** start **
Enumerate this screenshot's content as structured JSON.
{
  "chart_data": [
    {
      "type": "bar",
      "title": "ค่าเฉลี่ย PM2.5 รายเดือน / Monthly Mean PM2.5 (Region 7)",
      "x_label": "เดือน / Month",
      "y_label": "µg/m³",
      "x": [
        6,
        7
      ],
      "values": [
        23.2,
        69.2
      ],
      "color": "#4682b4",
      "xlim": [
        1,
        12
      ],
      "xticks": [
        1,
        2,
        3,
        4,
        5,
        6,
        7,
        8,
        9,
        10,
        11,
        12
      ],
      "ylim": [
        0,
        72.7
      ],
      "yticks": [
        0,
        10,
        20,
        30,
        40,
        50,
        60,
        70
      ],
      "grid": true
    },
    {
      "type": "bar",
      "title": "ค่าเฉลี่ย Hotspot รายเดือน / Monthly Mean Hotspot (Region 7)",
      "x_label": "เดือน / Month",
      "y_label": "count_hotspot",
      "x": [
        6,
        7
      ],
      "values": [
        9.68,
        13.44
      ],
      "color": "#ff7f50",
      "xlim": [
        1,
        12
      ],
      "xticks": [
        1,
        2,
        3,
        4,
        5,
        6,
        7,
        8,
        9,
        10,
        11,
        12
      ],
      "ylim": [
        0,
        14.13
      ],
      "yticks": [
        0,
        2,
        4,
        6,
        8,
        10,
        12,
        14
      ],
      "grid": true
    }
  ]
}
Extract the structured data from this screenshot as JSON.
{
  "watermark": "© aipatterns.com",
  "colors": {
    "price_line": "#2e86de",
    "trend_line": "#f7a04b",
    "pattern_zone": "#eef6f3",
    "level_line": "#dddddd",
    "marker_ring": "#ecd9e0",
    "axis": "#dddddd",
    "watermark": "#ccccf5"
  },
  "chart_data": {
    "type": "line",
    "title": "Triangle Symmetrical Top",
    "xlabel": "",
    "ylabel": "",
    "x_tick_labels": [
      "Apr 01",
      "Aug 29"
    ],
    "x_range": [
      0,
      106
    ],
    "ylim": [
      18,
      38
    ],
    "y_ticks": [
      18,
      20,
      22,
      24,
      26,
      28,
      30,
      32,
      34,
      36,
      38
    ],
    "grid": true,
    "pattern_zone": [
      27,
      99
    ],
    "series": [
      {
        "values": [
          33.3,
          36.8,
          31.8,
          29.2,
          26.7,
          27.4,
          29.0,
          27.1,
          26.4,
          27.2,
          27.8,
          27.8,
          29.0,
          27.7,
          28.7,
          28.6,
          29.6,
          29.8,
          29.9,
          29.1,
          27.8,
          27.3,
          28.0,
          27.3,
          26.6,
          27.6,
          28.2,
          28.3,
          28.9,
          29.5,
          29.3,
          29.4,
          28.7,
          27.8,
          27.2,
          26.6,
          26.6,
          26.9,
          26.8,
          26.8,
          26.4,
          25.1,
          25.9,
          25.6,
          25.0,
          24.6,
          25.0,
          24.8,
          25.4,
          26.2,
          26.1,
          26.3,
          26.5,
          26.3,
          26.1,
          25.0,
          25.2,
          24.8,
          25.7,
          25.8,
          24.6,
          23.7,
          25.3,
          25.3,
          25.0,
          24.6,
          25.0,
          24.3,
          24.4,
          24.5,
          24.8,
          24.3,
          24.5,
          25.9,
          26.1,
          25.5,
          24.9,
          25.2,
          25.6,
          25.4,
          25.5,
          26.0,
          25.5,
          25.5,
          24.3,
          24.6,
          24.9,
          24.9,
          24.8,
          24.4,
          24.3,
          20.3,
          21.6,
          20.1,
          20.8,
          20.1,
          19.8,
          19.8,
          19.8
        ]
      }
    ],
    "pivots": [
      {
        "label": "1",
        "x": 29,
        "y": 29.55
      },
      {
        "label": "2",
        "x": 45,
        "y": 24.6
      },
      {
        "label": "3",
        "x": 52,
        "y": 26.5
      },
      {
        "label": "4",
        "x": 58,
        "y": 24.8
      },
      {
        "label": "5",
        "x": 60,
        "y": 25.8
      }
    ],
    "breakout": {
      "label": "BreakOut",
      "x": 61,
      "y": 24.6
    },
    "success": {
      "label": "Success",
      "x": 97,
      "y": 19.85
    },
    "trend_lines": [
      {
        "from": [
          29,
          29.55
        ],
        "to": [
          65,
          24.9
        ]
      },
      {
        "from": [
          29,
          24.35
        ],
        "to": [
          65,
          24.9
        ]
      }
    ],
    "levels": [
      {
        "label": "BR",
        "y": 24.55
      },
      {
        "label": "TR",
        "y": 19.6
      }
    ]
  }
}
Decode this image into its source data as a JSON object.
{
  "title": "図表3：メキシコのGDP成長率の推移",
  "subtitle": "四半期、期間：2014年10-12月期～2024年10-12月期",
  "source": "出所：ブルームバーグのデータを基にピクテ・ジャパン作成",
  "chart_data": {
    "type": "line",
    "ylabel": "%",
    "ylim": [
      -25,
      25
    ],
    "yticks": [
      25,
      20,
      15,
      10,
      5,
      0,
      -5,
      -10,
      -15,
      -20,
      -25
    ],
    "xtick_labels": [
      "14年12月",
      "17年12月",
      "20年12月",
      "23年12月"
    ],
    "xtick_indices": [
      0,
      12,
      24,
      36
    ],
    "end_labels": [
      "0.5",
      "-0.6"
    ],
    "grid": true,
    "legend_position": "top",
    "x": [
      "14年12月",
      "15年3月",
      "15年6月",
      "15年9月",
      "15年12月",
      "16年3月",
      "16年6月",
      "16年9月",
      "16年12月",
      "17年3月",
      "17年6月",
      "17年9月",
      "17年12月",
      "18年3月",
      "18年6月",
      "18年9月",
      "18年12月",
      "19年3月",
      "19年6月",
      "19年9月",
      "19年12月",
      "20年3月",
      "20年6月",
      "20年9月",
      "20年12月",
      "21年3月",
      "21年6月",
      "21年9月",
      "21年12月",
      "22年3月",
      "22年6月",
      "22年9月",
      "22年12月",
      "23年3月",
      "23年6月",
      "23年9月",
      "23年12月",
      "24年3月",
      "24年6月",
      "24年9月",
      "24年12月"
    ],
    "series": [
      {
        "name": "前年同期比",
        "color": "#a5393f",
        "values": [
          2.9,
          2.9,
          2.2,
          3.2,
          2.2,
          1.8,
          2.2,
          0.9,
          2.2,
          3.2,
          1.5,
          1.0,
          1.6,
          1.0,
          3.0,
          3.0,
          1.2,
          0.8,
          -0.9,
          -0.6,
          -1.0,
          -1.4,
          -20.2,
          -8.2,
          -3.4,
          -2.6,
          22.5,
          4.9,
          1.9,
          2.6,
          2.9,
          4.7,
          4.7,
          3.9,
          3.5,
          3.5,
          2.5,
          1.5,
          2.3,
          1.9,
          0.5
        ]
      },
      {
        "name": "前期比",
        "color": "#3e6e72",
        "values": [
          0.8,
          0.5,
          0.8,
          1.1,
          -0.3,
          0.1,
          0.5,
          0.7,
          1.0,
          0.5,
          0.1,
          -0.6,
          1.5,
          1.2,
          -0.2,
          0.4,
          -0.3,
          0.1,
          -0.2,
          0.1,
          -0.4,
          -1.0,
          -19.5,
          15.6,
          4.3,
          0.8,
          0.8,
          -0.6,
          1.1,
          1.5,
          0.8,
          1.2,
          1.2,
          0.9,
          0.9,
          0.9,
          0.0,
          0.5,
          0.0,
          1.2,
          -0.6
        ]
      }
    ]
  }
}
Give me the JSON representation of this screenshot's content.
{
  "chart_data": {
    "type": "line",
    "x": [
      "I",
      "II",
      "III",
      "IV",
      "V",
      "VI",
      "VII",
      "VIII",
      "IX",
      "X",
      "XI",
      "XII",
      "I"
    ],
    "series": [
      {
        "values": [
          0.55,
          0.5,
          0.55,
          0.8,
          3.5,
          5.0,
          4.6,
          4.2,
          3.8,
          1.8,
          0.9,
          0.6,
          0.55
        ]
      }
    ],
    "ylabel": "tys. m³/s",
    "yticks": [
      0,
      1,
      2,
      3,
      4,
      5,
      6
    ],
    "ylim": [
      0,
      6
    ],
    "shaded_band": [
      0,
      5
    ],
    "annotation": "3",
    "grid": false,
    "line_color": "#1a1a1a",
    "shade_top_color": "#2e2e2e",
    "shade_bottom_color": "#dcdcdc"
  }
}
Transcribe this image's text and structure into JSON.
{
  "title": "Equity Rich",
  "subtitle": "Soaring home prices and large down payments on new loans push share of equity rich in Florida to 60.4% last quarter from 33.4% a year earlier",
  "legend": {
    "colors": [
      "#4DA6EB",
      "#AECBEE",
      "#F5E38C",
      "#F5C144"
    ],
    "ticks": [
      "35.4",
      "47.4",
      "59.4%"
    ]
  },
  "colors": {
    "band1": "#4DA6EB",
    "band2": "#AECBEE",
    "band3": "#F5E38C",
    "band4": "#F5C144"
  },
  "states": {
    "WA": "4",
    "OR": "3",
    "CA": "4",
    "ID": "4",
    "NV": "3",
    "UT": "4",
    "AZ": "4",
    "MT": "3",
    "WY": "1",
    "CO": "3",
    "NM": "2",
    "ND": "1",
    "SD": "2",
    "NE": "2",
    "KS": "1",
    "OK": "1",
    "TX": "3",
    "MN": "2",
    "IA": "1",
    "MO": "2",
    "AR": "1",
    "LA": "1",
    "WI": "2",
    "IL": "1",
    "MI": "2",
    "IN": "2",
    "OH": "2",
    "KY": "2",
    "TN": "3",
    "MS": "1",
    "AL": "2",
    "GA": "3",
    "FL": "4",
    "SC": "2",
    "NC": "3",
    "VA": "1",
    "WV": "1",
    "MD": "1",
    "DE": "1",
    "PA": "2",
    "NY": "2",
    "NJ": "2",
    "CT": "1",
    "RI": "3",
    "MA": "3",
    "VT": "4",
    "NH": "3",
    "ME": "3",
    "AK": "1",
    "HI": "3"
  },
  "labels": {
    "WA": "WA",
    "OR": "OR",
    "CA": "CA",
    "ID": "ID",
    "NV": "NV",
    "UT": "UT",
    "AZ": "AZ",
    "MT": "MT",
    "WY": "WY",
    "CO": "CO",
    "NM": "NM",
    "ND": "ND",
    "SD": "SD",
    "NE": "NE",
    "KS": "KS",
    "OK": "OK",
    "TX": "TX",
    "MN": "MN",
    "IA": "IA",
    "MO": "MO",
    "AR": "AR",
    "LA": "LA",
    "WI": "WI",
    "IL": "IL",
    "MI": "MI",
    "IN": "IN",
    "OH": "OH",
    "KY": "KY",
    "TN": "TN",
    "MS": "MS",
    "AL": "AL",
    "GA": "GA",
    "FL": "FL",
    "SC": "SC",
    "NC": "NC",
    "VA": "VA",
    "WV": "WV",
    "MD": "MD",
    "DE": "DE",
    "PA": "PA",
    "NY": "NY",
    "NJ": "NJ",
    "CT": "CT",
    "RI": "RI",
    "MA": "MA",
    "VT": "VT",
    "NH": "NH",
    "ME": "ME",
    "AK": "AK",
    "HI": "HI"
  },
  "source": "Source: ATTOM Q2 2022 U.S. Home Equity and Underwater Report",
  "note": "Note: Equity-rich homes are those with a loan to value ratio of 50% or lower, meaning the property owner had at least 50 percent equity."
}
** end **
Problem to work on:
Pick out every line holding the string "subtitle" and return it.

Reply:
  "subtitle": "四半期、期間：2014年10-12月期～2024年10-12月期",
  "subtitle": "Soaring home prices and large down payments on new loans push share of equity rich in Florida to 60.4% last quarter from 33.4% a year earlier",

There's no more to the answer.